EXERCISE OBJECTIVE
Give the data a second time, exactly and in full.

RECORDS SHOWN
□ □ □ □ □ □ □
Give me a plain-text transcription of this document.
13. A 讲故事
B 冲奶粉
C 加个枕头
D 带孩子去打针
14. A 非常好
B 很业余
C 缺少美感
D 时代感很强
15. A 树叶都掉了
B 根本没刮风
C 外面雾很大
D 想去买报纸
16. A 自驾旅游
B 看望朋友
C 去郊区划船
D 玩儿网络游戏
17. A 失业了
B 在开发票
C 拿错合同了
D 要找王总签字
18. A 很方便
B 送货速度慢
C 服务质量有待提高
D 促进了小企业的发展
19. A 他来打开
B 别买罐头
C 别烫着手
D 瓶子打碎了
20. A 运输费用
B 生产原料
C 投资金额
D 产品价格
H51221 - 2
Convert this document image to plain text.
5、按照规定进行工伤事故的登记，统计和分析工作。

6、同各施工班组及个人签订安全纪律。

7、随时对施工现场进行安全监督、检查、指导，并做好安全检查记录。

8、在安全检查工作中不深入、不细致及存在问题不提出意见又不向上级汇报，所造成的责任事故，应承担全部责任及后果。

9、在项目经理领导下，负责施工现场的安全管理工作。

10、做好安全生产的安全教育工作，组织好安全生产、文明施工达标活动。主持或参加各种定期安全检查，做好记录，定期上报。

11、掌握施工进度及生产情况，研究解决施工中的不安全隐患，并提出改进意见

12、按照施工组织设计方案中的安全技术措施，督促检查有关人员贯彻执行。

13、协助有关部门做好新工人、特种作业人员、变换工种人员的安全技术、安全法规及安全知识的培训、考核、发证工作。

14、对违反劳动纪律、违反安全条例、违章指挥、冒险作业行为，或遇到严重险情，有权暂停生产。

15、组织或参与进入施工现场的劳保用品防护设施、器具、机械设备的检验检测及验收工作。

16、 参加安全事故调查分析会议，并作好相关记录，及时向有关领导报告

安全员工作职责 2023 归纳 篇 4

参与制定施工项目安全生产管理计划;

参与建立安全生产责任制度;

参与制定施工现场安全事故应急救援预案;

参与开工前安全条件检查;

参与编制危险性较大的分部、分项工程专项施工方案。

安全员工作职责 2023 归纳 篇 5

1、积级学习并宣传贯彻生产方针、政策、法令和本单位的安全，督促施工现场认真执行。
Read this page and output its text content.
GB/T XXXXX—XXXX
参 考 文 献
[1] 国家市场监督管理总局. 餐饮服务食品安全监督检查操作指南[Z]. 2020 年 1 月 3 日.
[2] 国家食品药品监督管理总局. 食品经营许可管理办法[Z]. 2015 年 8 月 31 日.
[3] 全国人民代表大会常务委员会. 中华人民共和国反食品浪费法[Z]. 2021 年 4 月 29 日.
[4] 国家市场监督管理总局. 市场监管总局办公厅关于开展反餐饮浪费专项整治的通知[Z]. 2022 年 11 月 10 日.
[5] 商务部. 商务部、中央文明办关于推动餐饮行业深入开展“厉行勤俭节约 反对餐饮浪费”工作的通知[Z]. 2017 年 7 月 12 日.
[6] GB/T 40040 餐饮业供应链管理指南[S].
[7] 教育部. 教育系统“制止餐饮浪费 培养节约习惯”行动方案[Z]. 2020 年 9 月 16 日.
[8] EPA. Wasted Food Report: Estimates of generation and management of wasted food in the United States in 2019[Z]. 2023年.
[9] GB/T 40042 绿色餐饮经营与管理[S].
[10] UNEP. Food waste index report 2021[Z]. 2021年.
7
□ □ □ □ □ □ □
OUTPUT
Give me a plain-text transcription of this document.
13. A 讲故事
B 冲奶粉
C 加个枕头
D 带孩子去打针
14. A 非常好
B 很业余
C 缺少美感
D 时代感很强
15. A 树叶都掉了
B 根本没刮风
C 外面雾很大
D 想去买报纸
16. A 自驾旅游
B 看望朋友
C 去郊区划船
D 玩儿网络游戏
17. A 失业了
B 在开发票
C 拿错合同了
D 要找王总签字
18. A 很方便
B 送货速度慢
C 服务质量有待提高
D 促进了小企业的发展
19. A 他来打开
B 别买罐头
C 别烫着手
D 瓶子打碎了
20. A 运输费用
B 生产原料
C 投资金额
D 产品价格
H51221 - 2
Convert this document image to plain text.
5、按照规定进行工伤事故的登记，统计和分析工作。

6、同各施工班组及个人签订安全纪律。

7、随时对施工现场进行安全监督、检查、指导，并做好安全检查记录。

8、在安全检查工作中不深入、不细致及存在问题不提出意见又不向上级汇报，所造成的责任事故，应承担全部责任及后果。

9、在项目经理领导下，负责施工现场的安全管理工作。

10、做好安全生产的安全教育工作，组织好安全生产、文明施工达标活动。主持或参加各种定期安全检查，做好记录，定期上报。

11、掌握施工进度及生产情况，研究解决施工中的不安全隐患，并提出改进意见

12、按照施工组织设计方案中的安全技术措施，督促检查有关人员贯彻执行。

13、协助有关部门做好新工人、特种作业人员、变换工种人员的安全技术、安全法规及安全知识的培训、考核、发证工作。

14、对违反劳动纪律、违反安全条例、违章指挥、冒险作业行为，或遇到严重险情，有权暂停生产。

15、组织或参与进入施工现场的劳保用品防护设施、器具、机械设备的检验检测及验收工作。

16、 参加安全事故调查分析会议，并作好相关记录，及时向有关领导报告

安全员工作职责 2023 归纳 篇 4

参与制定施工项目安全生产管理计划;

参与建立安全生产责任制度;

参与制定施工现场安全事故应急救援预案;

参与开工前安全条件检查;

参与编制危险性较大的分部、分项工程专项施工方案。

安全员工作职责 2023 归纳 篇 5

1、积级学习并宣传贯彻生产方针、政策、法令和本单位的安全，督促施工现场认真执行。
Read this page and output its text content.
GB/T XXXXX—XXXX
参 考 文 献
[1] 国家市场监督管理总局. 餐饮服务食品安全监督检查操作指南[Z]. 2020 年 1 月 3 日.
[2] 国家食品药品监督管理总局. 食品经营许可管理办法[Z]. 2015 年 8 月 31 日.
[3] 全国人民代表大会常务委员会. 中华人民共和国反食品浪费法[Z]. 2021 年 4 月 29 日.
[4] 国家市场监督管理总局. 市场监管总局办公厅关于开展反餐饮浪费专项整治的通知[Z]. 2022 年 11 月 10 日.
[5] 商务部. 商务部、中央文明办关于推动餐饮行业深入开展“厉行勤俭节约 反对餐饮浪费”工作的通知[Z]. 2017 年 7 月 12 日.
[6] GB/T 40040 餐饮业供应链管理指南[S].
[7] 教育部. 教育系统“制止餐饮浪费 培养节约习惯”行动方案[Z]. 2020 年 9 月 16 日.
[8] EPA. Wasted Food Report: Estimates of generation and management of wasted food in the United States in 2019[Z]. 2023年.
[9] GB/T 40042 绿色餐饮经营与管理[S].
[10] UNEP. Food waste index report 2021[Z]. 2021年.
7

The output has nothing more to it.